TASK BRIEF - Only lines holding the string "PORTY" are wanted; copy each one from the material.

Items from a data source -
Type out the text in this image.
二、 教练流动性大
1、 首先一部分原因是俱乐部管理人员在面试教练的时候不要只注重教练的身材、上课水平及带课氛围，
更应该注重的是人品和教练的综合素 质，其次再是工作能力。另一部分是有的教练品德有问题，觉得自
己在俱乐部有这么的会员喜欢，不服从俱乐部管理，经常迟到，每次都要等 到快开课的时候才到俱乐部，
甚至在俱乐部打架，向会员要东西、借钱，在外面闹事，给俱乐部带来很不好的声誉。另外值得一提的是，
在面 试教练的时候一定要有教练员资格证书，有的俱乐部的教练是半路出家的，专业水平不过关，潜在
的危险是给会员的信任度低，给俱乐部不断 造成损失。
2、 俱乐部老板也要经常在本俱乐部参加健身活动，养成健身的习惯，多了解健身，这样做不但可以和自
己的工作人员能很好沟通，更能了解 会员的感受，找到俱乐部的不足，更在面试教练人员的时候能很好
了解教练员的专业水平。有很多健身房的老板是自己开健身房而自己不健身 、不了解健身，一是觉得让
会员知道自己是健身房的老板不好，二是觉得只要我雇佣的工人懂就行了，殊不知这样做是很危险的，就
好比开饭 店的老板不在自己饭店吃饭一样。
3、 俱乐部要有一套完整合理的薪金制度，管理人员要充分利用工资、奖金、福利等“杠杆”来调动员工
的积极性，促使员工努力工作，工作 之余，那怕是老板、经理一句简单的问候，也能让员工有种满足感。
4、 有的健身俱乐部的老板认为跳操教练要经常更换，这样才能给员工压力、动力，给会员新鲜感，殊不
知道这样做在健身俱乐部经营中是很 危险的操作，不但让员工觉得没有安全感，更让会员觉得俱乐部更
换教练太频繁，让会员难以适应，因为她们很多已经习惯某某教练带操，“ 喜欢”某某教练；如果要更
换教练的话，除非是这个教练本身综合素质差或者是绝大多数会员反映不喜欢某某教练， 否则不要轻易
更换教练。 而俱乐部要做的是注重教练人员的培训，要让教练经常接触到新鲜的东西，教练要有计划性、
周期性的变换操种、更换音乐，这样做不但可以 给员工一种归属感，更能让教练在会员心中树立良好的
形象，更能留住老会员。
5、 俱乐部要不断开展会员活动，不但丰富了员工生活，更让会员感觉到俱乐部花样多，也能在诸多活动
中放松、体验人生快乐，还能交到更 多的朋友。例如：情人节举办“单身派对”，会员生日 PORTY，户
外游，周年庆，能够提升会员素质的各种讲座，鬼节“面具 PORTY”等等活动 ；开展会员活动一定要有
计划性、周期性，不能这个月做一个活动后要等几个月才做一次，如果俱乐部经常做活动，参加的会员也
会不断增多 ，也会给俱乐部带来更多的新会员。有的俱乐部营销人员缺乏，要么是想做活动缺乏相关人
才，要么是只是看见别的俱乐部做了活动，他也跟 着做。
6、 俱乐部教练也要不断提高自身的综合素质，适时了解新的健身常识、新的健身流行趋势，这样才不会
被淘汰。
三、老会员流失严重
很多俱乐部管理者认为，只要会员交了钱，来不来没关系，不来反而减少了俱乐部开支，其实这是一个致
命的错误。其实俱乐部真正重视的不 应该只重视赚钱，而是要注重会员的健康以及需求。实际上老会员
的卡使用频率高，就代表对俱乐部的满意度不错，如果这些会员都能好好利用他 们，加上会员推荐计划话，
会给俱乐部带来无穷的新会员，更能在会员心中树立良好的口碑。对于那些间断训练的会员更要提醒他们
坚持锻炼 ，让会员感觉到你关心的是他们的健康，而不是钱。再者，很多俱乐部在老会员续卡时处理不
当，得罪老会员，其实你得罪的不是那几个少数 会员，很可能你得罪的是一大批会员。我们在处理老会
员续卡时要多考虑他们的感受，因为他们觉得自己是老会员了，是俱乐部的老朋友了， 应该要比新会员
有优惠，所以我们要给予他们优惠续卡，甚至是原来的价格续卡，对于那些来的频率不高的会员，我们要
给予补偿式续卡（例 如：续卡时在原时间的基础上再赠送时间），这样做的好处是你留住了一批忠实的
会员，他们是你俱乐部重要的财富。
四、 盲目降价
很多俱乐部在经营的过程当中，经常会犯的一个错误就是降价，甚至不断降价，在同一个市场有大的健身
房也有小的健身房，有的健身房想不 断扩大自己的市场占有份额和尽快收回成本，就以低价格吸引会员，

THE SOLUTION -
中放松、体验人生快乐，还能交到更 多的朋友。例如：情人节举办“单身派对”，会员生日 PORTY，户
外游，周年庆，能够提升会员素质的各种讲座，鬼节“面具 PORTY”等等活动 ；开展会员活动一定要有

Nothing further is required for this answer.